### Exercise materials ###

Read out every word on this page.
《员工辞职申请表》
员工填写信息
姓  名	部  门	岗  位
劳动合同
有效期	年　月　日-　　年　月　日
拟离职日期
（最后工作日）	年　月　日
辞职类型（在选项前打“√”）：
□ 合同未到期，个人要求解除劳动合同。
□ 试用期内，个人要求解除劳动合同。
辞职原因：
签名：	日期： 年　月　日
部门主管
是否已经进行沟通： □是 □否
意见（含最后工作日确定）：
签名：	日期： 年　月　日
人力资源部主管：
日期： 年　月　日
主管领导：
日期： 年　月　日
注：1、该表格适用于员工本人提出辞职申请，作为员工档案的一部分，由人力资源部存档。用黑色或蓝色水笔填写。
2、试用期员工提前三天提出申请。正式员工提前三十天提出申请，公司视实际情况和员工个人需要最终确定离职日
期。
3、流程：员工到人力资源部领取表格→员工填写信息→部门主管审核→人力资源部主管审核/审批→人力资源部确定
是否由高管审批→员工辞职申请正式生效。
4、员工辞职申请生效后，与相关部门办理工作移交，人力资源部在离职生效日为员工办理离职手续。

###
### Exercise materials ###

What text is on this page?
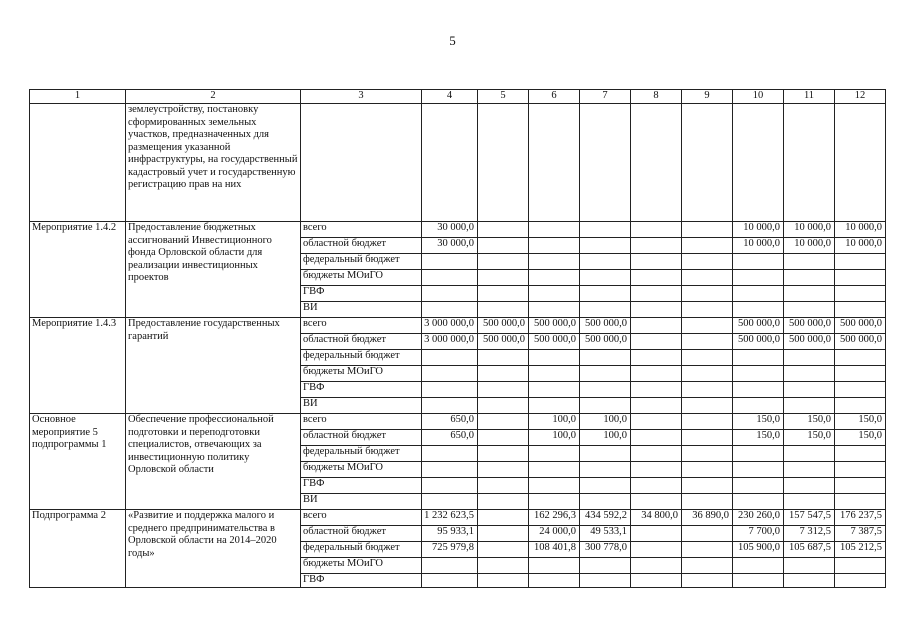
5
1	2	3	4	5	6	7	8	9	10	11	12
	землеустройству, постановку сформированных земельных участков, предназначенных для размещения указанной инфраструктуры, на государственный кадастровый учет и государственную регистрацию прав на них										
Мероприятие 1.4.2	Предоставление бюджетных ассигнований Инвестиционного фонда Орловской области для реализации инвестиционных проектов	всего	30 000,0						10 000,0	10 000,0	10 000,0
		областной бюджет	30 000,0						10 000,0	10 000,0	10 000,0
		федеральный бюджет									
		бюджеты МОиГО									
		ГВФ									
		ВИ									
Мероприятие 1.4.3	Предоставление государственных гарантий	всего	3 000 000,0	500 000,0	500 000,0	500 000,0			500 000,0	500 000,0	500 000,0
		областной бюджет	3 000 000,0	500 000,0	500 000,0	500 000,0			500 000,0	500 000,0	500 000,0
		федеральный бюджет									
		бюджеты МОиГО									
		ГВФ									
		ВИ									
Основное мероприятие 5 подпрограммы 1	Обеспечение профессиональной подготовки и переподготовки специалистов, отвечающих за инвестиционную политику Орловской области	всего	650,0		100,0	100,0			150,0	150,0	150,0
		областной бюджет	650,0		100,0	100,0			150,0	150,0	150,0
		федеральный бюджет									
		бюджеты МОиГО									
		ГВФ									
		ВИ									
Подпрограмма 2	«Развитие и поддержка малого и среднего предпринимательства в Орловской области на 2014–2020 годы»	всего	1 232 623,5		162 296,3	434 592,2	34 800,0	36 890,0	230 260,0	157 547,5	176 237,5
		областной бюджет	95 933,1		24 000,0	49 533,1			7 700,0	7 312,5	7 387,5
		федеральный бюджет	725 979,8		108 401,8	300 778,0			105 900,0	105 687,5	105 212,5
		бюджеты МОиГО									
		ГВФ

###

→ **Work to do**
Tell how many lines contain the word "Орловской", using only the number.

→ **Written response**
3